TASK: Find every line with the word "this". Copy those lines.
╭─ SOURCE DATA
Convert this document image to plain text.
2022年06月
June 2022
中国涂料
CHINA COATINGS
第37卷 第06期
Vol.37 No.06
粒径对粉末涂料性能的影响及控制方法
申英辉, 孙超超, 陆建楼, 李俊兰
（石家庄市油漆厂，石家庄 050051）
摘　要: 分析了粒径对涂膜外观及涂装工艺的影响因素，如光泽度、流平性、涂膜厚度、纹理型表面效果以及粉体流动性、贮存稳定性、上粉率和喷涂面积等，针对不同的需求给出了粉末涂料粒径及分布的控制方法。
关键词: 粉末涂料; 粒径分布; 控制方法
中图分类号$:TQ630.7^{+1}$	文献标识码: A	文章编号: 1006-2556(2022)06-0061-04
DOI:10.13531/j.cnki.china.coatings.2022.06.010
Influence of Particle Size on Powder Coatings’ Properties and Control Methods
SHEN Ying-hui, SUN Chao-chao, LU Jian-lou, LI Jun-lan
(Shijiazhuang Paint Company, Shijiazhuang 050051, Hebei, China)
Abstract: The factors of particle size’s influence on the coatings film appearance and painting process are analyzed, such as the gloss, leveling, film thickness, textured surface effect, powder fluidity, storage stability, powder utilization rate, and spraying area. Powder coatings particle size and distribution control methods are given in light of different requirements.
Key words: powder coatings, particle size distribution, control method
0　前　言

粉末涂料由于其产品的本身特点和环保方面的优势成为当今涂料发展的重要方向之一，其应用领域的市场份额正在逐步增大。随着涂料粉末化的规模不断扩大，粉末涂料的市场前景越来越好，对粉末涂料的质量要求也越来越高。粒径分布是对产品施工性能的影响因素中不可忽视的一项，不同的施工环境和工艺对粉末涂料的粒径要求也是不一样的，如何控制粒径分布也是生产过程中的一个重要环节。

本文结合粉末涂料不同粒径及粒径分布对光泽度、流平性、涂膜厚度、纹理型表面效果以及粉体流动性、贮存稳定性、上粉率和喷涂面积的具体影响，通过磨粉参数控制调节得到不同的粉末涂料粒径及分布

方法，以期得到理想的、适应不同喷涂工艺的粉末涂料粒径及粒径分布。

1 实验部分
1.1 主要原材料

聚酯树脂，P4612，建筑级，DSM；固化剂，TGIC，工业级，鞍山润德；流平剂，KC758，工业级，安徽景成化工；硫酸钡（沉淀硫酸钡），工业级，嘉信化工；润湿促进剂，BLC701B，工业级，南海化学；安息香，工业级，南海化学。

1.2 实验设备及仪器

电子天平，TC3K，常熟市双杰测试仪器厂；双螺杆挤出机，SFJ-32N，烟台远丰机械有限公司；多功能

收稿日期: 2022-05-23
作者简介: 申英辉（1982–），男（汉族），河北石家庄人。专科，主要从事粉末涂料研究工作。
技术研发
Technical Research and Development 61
╰─
╭─ SOURCE DATA
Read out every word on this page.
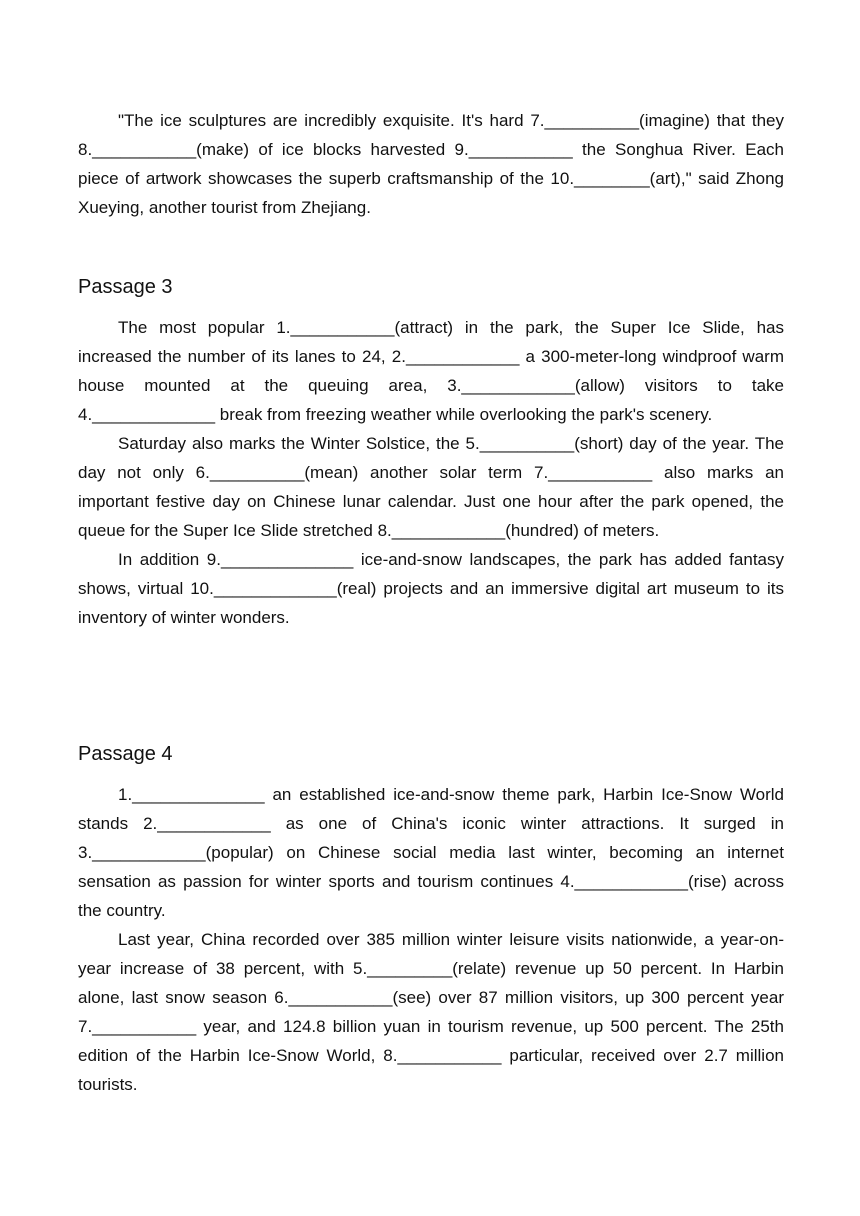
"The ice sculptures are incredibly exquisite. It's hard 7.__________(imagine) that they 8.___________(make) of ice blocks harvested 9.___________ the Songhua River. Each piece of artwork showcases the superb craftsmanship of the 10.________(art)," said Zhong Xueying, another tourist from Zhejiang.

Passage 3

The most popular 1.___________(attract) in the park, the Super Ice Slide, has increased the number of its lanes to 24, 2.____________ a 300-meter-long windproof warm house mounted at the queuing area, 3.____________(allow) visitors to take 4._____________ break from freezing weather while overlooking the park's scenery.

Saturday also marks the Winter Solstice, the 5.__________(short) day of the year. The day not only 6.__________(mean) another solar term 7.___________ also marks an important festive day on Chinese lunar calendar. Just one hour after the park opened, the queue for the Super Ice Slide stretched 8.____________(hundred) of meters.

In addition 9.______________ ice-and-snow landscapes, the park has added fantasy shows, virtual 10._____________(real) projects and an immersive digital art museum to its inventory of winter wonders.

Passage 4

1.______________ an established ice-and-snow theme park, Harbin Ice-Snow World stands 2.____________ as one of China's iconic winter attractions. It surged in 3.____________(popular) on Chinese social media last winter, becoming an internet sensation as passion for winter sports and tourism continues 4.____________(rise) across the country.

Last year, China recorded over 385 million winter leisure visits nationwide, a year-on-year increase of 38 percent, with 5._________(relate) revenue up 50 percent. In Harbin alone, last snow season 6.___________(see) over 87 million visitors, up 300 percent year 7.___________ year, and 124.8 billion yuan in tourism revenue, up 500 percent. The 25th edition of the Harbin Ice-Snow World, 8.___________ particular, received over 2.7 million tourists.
╰─
FINISHED EXERCISE:
Convert this document image to plain text.
Read out every word on this page.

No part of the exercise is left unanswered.